** START OF Data provided **

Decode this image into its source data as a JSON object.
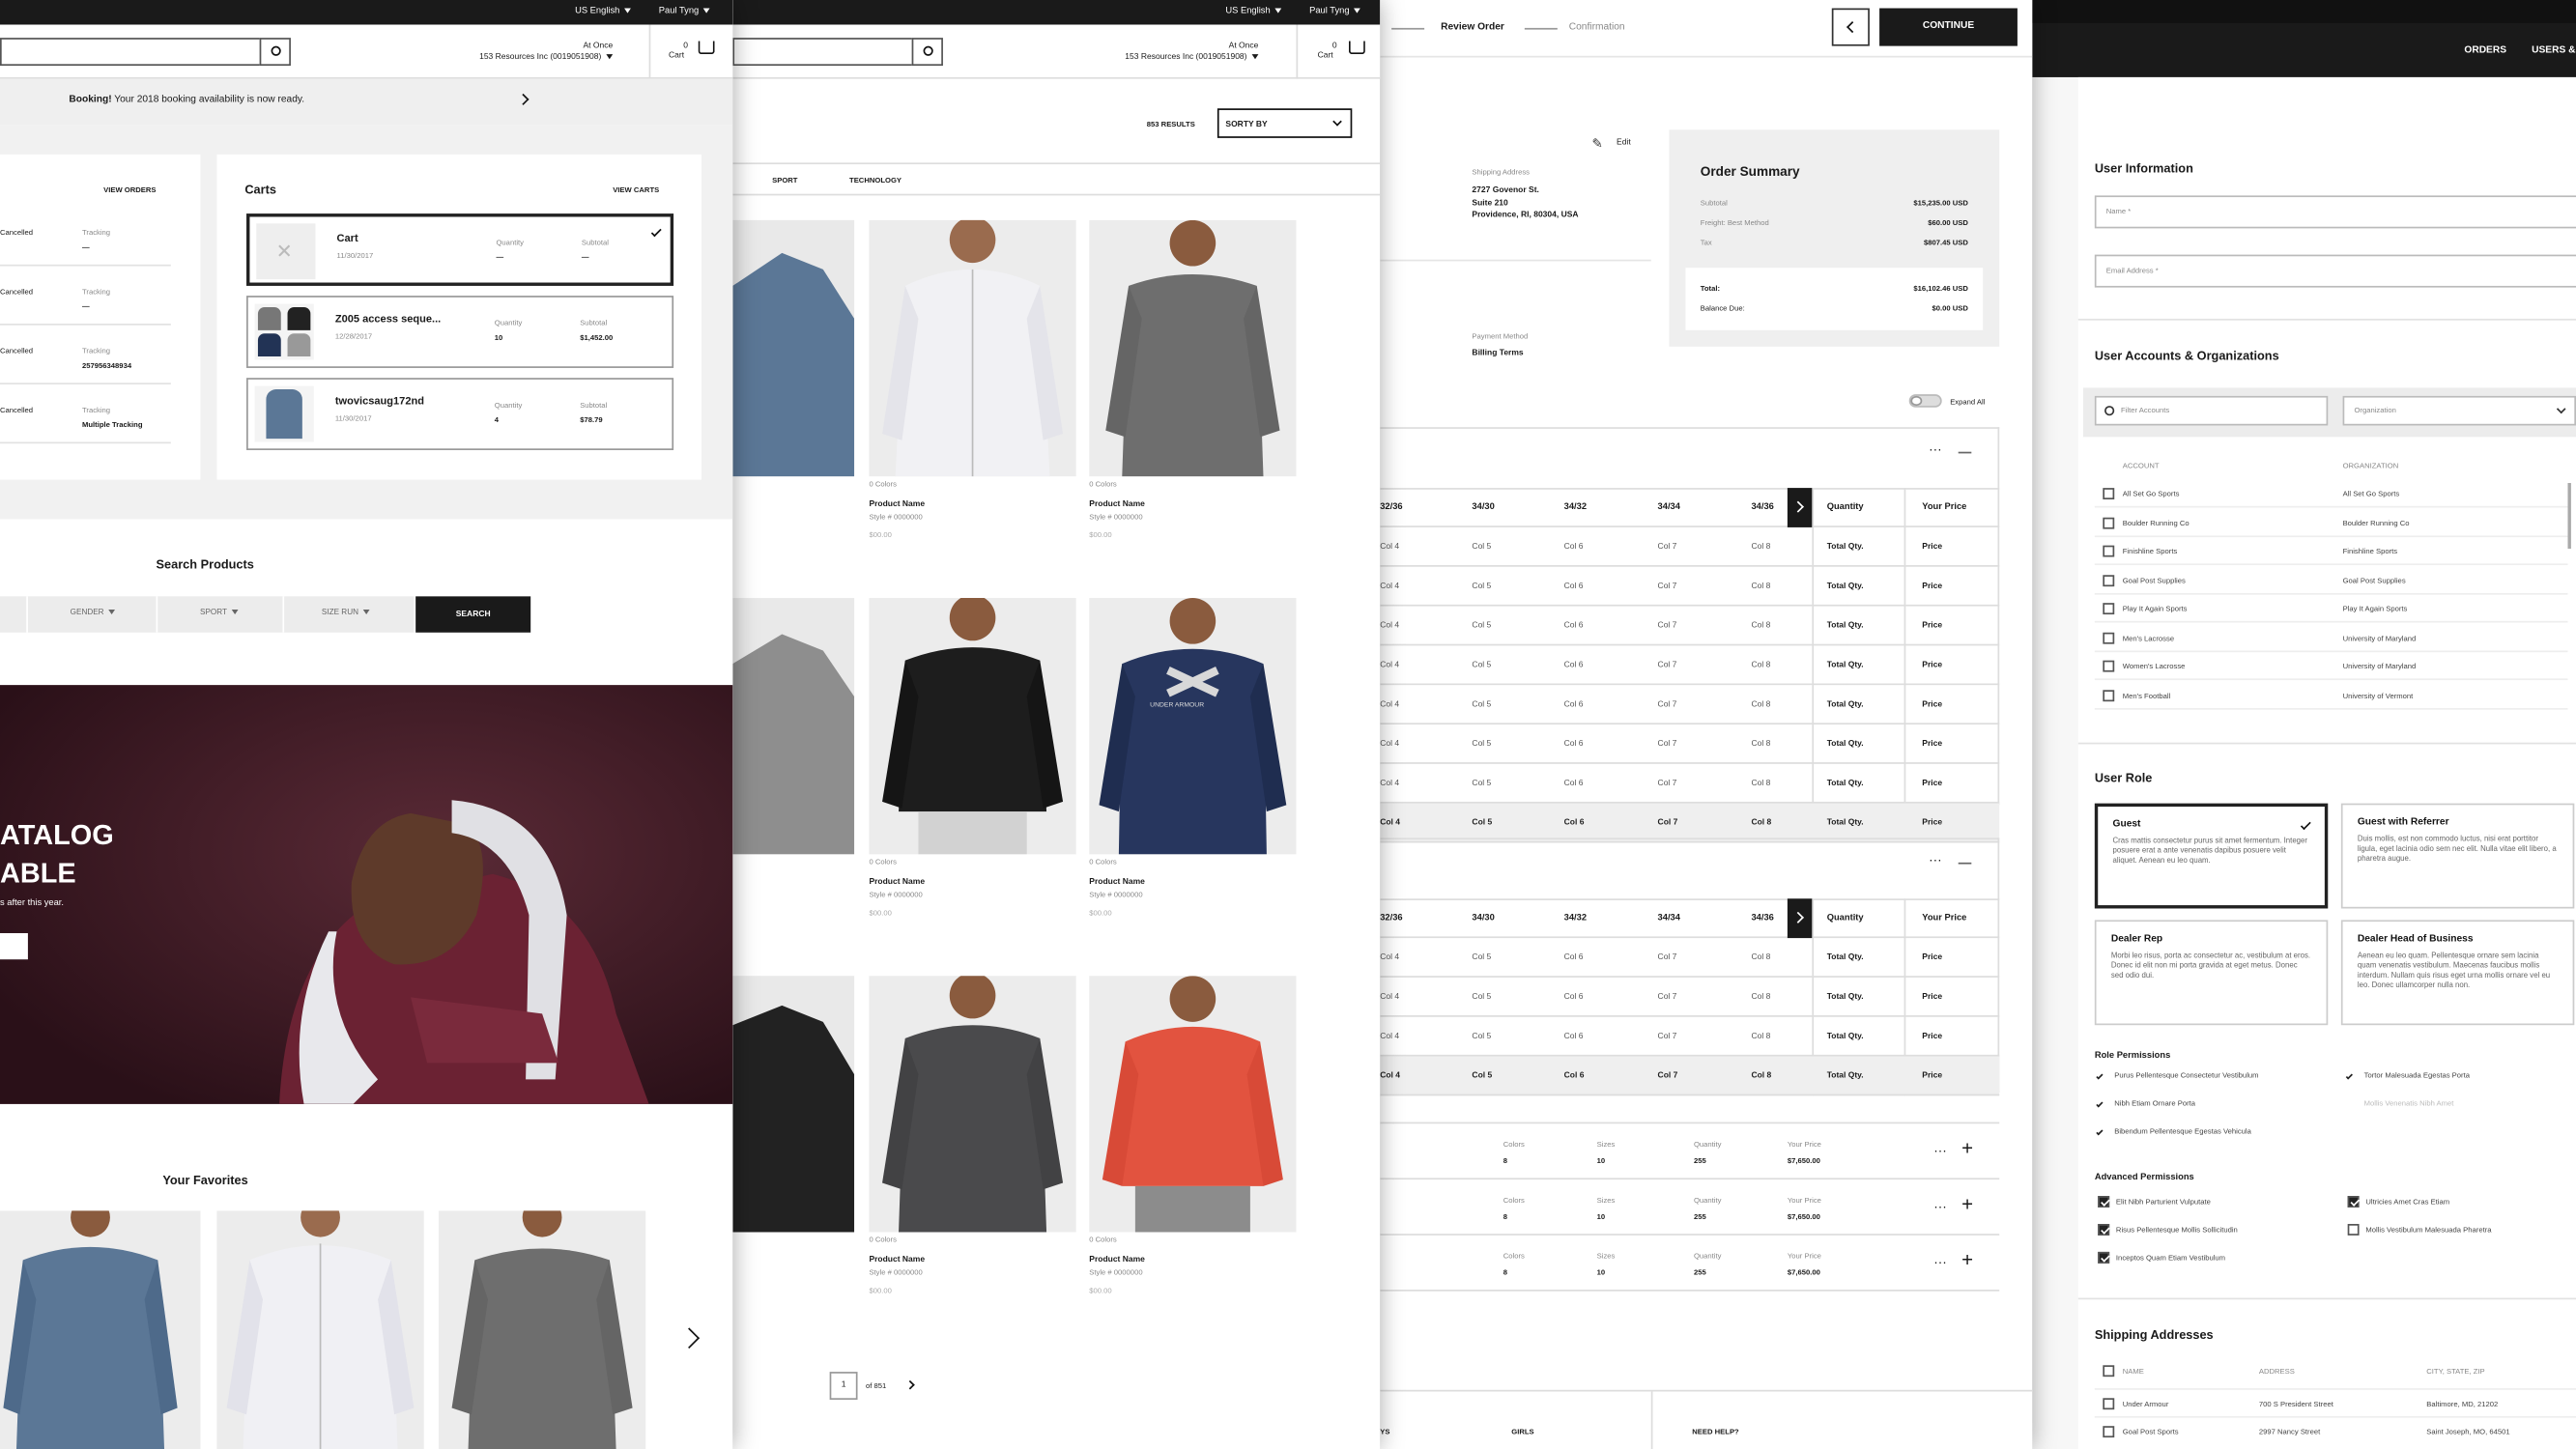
{
  "p1": {
    "lang": "US English",
    "user": "Paul Tyng",
    "account_at": "At Once",
    "account_name": "153 Resources Inc (0019051908)",
    "cart_count": "0",
    "cart_label": "Cart",
    "banner_bold": "Booking!",
    "banner_text": " Your 2018 booking availability is now ready.",
    "orders_link": "VIEW ORDERS",
    "orders": [
      {
        "status": "Cancelled",
        "tracking_label": "Tracking",
        "tracking": "—"
      },
      {
        "status": "Cancelled",
        "tracking_label": "Tracking",
        "tracking": "—"
      },
      {
        "status": "Cancelled",
        "tracking_label": "Tracking",
        "tracking": "257956348934"
      },
      {
        "status": "Cancelled",
        "tracking_label": "Tracking",
        "tracking": "Multiple Tracking"
      }
    ],
    "carts_title": "Carts",
    "carts_link": "VIEW CARTS",
    "carts": [
      {
        "name": "Cart",
        "date": "11/30/2017",
        "qty_label": "Quantity",
        "qty": "—",
        "sub_label": "Subtotal",
        "sub": "—"
      },
      {
        "name": "Z005 access seque...",
        "date": "12/28/2017",
        "qty_label": "Quantity",
        "qty": "10",
        "sub_label": "Subtotal",
        "sub": "$1,452.00"
      },
      {
        "name": "twovicsaug172nd",
        "date": "11/30/2017",
        "qty_label": "Quantity",
        "qty": "4",
        "sub_label": "Subtotal",
        "sub": "$78.79"
      }
    ],
    "search_title": "Search Products",
    "filters": [
      "GENDER",
      "SPORT",
      "SIZE RUN"
    ],
    "search_btn": "SEARCH",
    "hero_line1": "ATALOG",
    "hero_line2": "ABLE",
    "hero_sub": "s after this year.",
    "favorites_title": "Your Favorites"
  },
  "p2": {
    "lang": "US English",
    "user": "Paul Tyng",
    "account_at": "At Once",
    "account_name": "153 Resources Inc (0019051908)",
    "cart_count": "0",
    "cart_label": "Cart",
    "results": "853 RESULTS",
    "sort": "SORTY BY",
    "tabs": [
      "SPORT",
      "TECHNOLOGY"
    ],
    "products": [
      {
        "colors": "0 Colors",
        "name": "Product Name",
        "style": "Style # 0000000",
        "price": "$00.00"
      },
      {
        "colors": "0 Colors",
        "name": "Product Name",
        "style": "Style # 0000000",
        "price": "$00.00"
      },
      {
        "colors": "0 Colors",
        "name": "Product Name",
        "style": "Style # 0000000",
        "price": "$00.00"
      },
      {
        "colors": "0 Colors",
        "name": "Product Name",
        "style": "Style # 0000000",
        "price": "$00.00"
      },
      {
        "colors": "0 Colors",
        "name": "Product Name",
        "style": "Style # 0000000",
        "price": "$00.00"
      },
      {
        "colors": "0 Colors",
        "name": "Product Name",
        "style": "Style # 0000000",
        "price": "$00.00"
      }
    ],
    "page_current": "1",
    "page_total": "of 851",
    "logo_text": "UNDER ARMOUR"
  },
  "p3": {
    "step_review": "Review Order",
    "step_confirm": "Confirmation",
    "continue": "CONTINUE",
    "edit": "Edit",
    "ship_label": "Shipping Address",
    "ship_lines": [
      "2727 Govenor St.",
      "Suite 210",
      "Providence, RI, 80304, USA"
    ],
    "payment_label": "Payment Method",
    "billing_label": "Billing Terms",
    "summary_title": "Order Summary",
    "summary": [
      {
        "k": "Subtotal",
        "v": "$15,235.00 USD"
      },
      {
        "k": "Freight: Best Method",
        "v": "$60.00 USD"
      },
      {
        "k": "Tax",
        "v": "$807.45 USD"
      }
    ],
    "total_k": "Total:",
    "total_v": "$16,102.46 USD",
    "balance_k": "Balance Due:",
    "balance_v": "$0.00 USD",
    "expand": "Expand All",
    "size_headers": [
      "32/36",
      "34/30",
      "34/32",
      "34/34",
      "34/36"
    ],
    "qty_header": "Quantity",
    "price_header": "Your Price",
    "row_cells": [
      "Col 4",
      "Col 5",
      "Col 6",
      "Col 7",
      "Col 8"
    ],
    "total_qty": "Total Qty.",
    "price": "Price",
    "line_items": [
      {
        "colors_l": "Colors",
        "colors": "8",
        "sizes_l": "Sizes",
        "sizes": "10",
        "qty_l": "Quantity",
        "qty": "255",
        "price_l": "Your Price",
        "price": "$7,650.00"
      },
      {
        "colors_l": "Colors",
        "colors": "8",
        "sizes_l": "Sizes",
        "sizes": "10",
        "qty_l": "Quantity",
        "qty": "255",
        "price_l": "Your Price",
        "price": "$7,650.00"
      },
      {
        "colors_l": "Colors",
        "colors": "8",
        "sizes_l": "Sizes",
        "sizes": "10",
        "qty_l": "Quantity",
        "qty": "255",
        "price_l": "Your Price",
        "price": "$7,650.00"
      }
    ],
    "footer_ys": "YS",
    "footer_girls": "GIRLS",
    "footer_help": "NEED HELP?"
  },
  "p4": {
    "nav": [
      "ORDERS",
      "USERS &"
    ],
    "user_info": "User Information",
    "name_ph": "Name *",
    "email_ph": "Email Address *",
    "accounts_title": "User Accounts & Organizations",
    "filter_ph": "Filter Accounts",
    "org_select": "Organization",
    "col_account": "ACCOUNT",
    "col_org": "ORGANIZATION",
    "accounts": [
      {
        "a": "All Set Go Sports",
        "o": "All Set Go Sports"
      },
      {
        "a": "Boulder Running Co",
        "o": "Boulder Running Co"
      },
      {
        "a": "Finishline Sports",
        "o": "Finishline Sports"
      },
      {
        "a": "Goal Post Supplies",
        "o": "Goal Post Supplies"
      },
      {
        "a": "Play It Again Sports",
        "o": "Play It Again Sports"
      },
      {
        "a": "Men's Lacrosse",
        "o": "University of Maryland"
      },
      {
        "a": "Women's Lacrosse",
        "o": "University of Maryland"
      },
      {
        "a": "Men's Football",
        "o": "University of Vermont"
      }
    ],
    "role_title": "User Role",
    "roles": [
      {
        "t": "Guest",
        "d": "Cras mattis consectetur purus sit amet fermentum. Integer posuere erat a ante venenatis dapibus posuere velit aliquet. Aenean eu leo quam."
      },
      {
        "t": "Guest with Referrer",
        "d": "Duis mollis, est non commodo luctus, nisi erat porttitor ligula, eget lacinia odio sem nec elit. Nulla vitae elit libero, a pharetra augue."
      },
      {
        "t": "Dealer Rep",
        "d": "Morbi leo risus, porta ac consectetur ac, vestibulum at eros. Donec id elit non mi porta gravida at eget metus. Donec sed odio dui."
      },
      {
        "t": "Dealer Head of Business",
        "d": "Aenean eu leo quam. Pellentesque ornare sem lacinia quam venenatis vestibulum. Maecenas faucibus mollis interdum. Nullam quis risus eget urna mollis ornare vel eu leo. Donec ullamcorper nulla non."
      }
    ],
    "perm_title": "Role Permissions",
    "perms": [
      "Purus Pellentesque Consectetur Vestibulum",
      "Nibh Etiam Ornare Porta",
      "Bibendum Pellentesque Egestas Vehicula",
      "Tortor Malesuada Egestas Porta",
      "Mollis Venenatis Nibh Amet"
    ],
    "adv_title": "Advanced Permissions",
    "adv": [
      "Elit Nibh Parturient Vulputate",
      "Risus Pellentesque Mollis Sollicitudin",
      "Inceptos Quam Etiam Vestibulum",
      "Ultricies Amet Cras Etiam",
      "Mollis Vestibulum Malesuada Pharetra"
    ],
    "ship_title": "Shipping Addresses",
    "ship_cols": [
      "NAME",
      "ADDRESS",
      "CITY, STATE, ZIP"
    ],
    "ship_rows": [
      {
        "n": "Under Armour",
        "a": "700 S President Street",
        "c": "Baltimore, MD, 21202"
      },
      {
        "n": "Goal Post Sports",
        "a": "2997 Nancy Street",
        "c": "Saint Joseph, MO, 64501"
      }
    ]
  },
  "colors": {
    "dark": "#1a1a1a",
    "hero_bg": "#3a1a24",
    "summary_bg": "#efefef",
    "accent_red": "#e2533f",
    "navy": "#23325a"
  }
}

** END OF Data provided **

- [Required task] Of the lines above, how many contain the word "Pellentesque"? Provide the number and nothing else.

- [Output for this exercise] 4